** Start of RECORDS FOR THIS TASK **

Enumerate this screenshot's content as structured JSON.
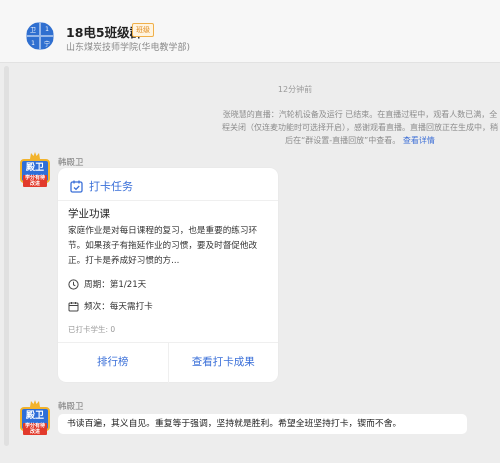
{
  "header": {
    "title": "18电5班级群",
    "badge": "班级",
    "subtitle": "山东煤炭技师学院(华电教学部)",
    "avatar_chars": [
      "卫",
      "1",
      "1",
      "宁"
    ]
  },
  "chat": {
    "timestamp": "12分钟前",
    "system_notice": {
      "text": "张晓慧的直播：汽轮机设备及运行 已结束。在直播过程中，观看人数已满，全程关闭（仅连麦功能时可选择开启），感谢观看直播。直播回放正在生成中，稍后在“群设置-直播回放”中查看。",
      "link": "查看详情"
    },
    "messages": [
      {
        "sender": "韩殿卫",
        "avatar_text": "殿卫",
        "avatar_sub": "学分有待改进",
        "card": {
          "title": "打卡任务",
          "heading": "学业功课",
          "description": "家庭作业是对每日课程的复习，也是重要的练习环节。如果孩子有拖延作业的习惯，要及时督促他改正。打卡是养成好习惯的方...",
          "period_label": "周期：第1/21天",
          "frequency_label": "频次：每天需打卡",
          "count_label": "已打卡学生: 0",
          "button_left": "排行榜",
          "button_right": "查看打卡成果"
        }
      },
      {
        "sender": "韩殿卫",
        "avatar_text": "殿卫",
        "avatar_sub": "学分有待改进",
        "text": "书读百遍，其义自见。重复等于强调，坚持就是胜利。希望全班坚持打卡，锲而不舍。"
      }
    ]
  },
  "colors": {
    "accent": "#3a6fd8",
    "background": "#ededed",
    "badge": "#f0b04a"
  },
  "icons": [
    "calendar-check-icon",
    "clock-icon",
    "calendar-icon",
    "crown-icon"
  ]
}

** End of RECORDS FOR THIS TASK **

YOUR TASK:
Output every entry exactly as given; pictures are not part of the copy.

CORRECT RESPONSE:
Enumerate this screenshot's content as structured JSON.
{
  "header": {
    "title": "18电5班级群",
    "badge": "班级",
    "subtitle": "山东煤炭技师学院(华电教学部)",
    "avatar_chars": [
      "卫",
      "1",
      "1",
      "宁"
    ]
  },
  "chat": {
    "timestamp": "12分钟前",
    "system_notice": {
      "text": "张晓慧的直播：汽轮机设备及运行 已结束。在直播过程中，观看人数已满，全程关闭（仅连麦功能时可选择开启），感谢观看直播。直播回放正在生成中，稍后在“群设置-直播回放”中查看。",
      "link": "查看详情"
    },
    "messages": [
      {
        "sender": "韩殿卫",
        "avatar_text": "殿卫",
        "avatar_sub": "学分有待改进",
        "card": {
          "title": "打卡任务",
          "heading": "学业功课",
          "description": "家庭作业是对每日课程的复习，也是重要的练习环节。如果孩子有拖延作业的习惯，要及时督促他改正。打卡是养成好习惯的方...",
          "period_label": "周期：第1/21天",
          "frequency_label": "频次：每天需打卡",
          "count_label": "已打卡学生: 0",
          "button_left": "排行榜",
          "button_right": "查看打卡成果"
        }
      },
      {
        "sender": "韩殿卫",
        "avatar_text": "殿卫",
        "avatar_sub": "学分有待改进",
        "text": "书读百遍，其义自见。重复等于强调，坚持就是胜利。希望全班坚持打卡，锲而不舍。"
      }
    ]
  },
  "colors": {
    "accent": "#3a6fd8",
    "background": "#ededed",
    "badge": "#f0b04a"
  },
  "icons": [
    "calendar-check-icon",
    "clock-icon",
    "calendar-icon",
    "crown-icon"
  ]
}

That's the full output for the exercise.